__Information given__.
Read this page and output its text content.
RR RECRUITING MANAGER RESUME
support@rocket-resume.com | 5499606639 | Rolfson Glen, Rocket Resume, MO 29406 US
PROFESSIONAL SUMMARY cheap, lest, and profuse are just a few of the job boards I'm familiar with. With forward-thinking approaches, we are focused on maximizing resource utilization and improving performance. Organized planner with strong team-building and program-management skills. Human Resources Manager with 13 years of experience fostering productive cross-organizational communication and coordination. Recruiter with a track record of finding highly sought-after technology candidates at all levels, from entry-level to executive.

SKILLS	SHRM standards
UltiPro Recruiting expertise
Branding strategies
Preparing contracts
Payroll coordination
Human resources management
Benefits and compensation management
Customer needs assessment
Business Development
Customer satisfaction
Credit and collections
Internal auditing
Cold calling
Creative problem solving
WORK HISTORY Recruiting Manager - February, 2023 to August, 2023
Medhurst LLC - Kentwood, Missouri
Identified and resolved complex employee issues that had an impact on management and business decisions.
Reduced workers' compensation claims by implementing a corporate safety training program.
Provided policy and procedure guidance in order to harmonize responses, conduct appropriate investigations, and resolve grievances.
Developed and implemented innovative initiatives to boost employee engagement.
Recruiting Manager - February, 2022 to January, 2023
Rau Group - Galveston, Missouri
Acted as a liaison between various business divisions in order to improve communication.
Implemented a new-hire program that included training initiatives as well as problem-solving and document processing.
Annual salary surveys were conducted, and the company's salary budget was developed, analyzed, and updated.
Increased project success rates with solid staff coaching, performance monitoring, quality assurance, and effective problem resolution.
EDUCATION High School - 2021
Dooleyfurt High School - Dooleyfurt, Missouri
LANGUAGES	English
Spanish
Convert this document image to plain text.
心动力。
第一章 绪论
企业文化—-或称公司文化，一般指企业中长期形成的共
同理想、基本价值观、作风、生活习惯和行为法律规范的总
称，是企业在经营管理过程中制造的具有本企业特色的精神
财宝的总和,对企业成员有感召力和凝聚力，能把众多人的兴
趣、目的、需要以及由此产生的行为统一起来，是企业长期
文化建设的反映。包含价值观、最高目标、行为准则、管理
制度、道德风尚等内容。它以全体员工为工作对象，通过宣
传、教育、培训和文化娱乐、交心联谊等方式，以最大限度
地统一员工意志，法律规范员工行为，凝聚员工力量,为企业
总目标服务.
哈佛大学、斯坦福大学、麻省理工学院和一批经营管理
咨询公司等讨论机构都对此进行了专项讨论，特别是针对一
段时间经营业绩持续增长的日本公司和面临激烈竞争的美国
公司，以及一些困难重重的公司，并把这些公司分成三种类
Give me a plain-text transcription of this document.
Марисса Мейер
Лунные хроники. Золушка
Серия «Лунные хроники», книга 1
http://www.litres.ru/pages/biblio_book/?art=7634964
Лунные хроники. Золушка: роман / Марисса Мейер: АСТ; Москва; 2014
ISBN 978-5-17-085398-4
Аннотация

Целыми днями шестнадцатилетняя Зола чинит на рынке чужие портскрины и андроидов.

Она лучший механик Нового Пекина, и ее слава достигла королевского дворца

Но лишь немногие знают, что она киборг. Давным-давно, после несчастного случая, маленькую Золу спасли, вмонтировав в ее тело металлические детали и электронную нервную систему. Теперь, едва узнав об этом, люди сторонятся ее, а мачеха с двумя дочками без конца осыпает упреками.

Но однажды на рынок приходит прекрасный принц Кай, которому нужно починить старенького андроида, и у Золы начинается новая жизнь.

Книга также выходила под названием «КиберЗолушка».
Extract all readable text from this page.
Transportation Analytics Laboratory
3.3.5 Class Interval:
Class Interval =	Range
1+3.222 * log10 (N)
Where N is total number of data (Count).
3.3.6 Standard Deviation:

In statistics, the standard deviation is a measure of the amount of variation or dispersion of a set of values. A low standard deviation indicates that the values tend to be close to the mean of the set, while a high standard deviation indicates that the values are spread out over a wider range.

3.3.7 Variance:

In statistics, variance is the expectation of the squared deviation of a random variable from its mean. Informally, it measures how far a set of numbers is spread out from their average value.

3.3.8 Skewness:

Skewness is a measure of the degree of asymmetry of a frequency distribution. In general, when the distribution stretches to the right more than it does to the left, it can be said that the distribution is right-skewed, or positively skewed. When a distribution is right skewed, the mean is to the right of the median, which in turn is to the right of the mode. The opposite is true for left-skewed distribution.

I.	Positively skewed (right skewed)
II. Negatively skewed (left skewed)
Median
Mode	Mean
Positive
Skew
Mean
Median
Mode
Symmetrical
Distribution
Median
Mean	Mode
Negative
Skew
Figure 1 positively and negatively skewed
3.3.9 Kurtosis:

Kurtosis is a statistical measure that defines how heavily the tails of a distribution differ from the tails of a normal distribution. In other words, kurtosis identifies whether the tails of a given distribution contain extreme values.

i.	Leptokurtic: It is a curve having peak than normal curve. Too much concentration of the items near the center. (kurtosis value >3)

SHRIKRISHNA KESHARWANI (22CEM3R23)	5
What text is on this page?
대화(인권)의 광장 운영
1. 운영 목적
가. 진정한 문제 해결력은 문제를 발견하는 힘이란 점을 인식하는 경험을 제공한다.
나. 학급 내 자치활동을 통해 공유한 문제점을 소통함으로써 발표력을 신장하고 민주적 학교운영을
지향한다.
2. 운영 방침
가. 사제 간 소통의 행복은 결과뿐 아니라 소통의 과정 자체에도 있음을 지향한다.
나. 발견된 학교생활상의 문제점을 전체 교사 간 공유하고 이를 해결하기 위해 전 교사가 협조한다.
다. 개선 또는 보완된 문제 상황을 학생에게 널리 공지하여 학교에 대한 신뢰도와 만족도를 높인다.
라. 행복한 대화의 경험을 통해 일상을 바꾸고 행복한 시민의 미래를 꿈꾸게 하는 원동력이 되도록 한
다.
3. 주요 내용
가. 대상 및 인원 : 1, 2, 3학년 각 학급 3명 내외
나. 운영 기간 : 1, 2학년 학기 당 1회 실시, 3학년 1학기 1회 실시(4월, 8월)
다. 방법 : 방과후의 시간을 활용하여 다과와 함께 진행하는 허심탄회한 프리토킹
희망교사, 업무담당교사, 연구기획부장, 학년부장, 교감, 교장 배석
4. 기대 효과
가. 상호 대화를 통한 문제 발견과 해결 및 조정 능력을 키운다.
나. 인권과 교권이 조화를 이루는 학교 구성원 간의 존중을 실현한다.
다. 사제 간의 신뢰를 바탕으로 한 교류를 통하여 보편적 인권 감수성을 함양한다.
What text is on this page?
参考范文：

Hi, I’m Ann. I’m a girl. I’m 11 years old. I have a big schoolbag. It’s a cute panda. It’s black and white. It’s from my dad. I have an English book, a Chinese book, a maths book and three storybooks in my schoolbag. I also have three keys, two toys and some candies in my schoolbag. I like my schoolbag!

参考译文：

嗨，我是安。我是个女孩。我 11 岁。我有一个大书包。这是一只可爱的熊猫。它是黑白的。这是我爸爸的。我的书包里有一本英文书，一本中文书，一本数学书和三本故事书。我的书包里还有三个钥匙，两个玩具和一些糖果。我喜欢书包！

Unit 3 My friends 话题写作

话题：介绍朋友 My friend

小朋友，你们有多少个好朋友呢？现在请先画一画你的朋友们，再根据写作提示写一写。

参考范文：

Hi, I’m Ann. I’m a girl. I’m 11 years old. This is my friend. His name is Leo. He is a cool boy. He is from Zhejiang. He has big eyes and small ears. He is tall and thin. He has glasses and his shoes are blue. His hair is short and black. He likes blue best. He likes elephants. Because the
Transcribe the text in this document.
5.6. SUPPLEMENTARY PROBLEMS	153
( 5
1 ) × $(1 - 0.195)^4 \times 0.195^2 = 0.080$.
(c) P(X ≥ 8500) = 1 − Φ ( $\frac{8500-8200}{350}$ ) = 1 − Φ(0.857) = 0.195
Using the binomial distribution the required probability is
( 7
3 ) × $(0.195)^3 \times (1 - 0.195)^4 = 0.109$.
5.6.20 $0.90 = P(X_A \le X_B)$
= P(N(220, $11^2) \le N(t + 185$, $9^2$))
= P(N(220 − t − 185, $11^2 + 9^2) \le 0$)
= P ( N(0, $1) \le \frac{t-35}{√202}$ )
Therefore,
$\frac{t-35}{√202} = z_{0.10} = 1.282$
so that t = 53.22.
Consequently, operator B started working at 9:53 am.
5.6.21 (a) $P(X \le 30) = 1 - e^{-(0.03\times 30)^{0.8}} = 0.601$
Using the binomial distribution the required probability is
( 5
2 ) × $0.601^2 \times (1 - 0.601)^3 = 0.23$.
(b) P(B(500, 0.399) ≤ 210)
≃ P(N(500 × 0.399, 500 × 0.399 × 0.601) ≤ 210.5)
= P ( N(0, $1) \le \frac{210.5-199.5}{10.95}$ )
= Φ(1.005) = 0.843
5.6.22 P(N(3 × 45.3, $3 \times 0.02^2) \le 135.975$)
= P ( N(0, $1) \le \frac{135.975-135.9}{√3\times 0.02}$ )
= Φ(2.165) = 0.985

__Requirements__.
Pull out each line containing the word "training" and copy it.

__Answer in full__.
Reduced workers' compensation claims by implementing a corporate safety training program.
Implemented a new-hire program that included training initiatives as well as problem-solving and document processing.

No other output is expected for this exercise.